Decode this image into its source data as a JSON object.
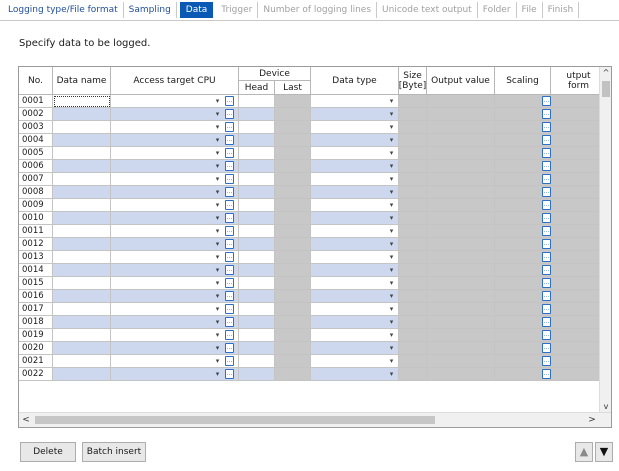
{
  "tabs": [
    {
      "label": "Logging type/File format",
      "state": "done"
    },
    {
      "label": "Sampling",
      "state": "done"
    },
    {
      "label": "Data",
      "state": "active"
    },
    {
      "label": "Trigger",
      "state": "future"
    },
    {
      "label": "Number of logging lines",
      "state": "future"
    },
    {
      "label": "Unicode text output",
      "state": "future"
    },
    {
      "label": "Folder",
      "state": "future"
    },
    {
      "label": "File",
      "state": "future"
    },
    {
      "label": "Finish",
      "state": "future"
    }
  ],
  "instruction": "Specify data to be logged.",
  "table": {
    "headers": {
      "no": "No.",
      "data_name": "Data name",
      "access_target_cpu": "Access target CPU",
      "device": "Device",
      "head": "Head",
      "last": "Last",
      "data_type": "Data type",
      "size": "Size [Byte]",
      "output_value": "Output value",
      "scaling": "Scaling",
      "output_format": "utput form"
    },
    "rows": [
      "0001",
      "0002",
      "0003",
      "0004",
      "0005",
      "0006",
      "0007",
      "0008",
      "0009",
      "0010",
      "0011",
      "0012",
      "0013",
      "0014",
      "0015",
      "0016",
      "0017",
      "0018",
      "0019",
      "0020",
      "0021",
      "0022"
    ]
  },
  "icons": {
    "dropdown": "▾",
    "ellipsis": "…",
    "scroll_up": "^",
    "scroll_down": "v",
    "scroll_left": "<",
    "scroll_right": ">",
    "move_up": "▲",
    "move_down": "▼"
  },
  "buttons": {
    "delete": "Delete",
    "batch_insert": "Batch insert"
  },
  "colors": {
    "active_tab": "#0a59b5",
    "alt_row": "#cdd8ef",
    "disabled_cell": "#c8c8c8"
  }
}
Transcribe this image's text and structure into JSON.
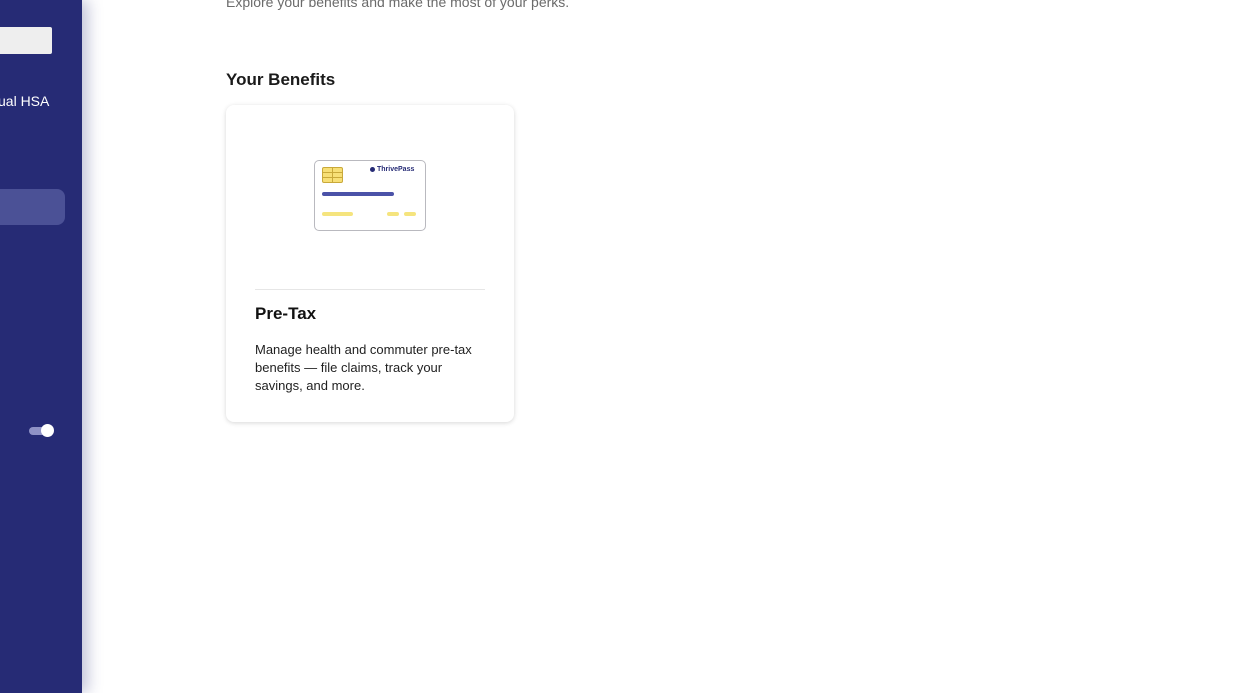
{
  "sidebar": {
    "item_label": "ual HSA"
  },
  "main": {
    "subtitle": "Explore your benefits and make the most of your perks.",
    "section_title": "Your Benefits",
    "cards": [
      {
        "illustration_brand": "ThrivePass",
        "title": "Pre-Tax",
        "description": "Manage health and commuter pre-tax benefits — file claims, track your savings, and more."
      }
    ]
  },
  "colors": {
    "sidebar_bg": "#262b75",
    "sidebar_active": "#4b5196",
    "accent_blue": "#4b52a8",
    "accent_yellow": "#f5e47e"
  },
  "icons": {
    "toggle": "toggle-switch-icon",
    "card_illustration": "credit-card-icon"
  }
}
...
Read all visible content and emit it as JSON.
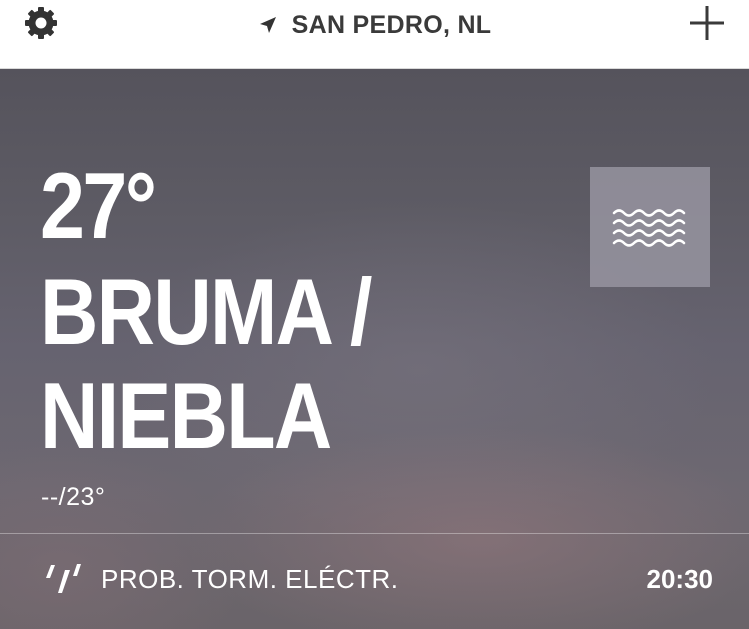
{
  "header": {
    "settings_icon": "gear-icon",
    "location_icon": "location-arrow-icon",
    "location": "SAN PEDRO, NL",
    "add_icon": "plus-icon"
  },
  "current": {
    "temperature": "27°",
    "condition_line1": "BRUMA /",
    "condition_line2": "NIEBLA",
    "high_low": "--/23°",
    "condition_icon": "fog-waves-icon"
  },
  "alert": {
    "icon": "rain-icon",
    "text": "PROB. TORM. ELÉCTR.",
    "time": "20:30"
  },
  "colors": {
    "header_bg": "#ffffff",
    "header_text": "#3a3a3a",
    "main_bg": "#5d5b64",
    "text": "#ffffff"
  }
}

[What needs to be done]
Using the records above, pull out each line where the word "location" occurs.

[Task answer]
    "location_icon": "location-arrow-icon",
    "location": "SAN PEDRO, NL",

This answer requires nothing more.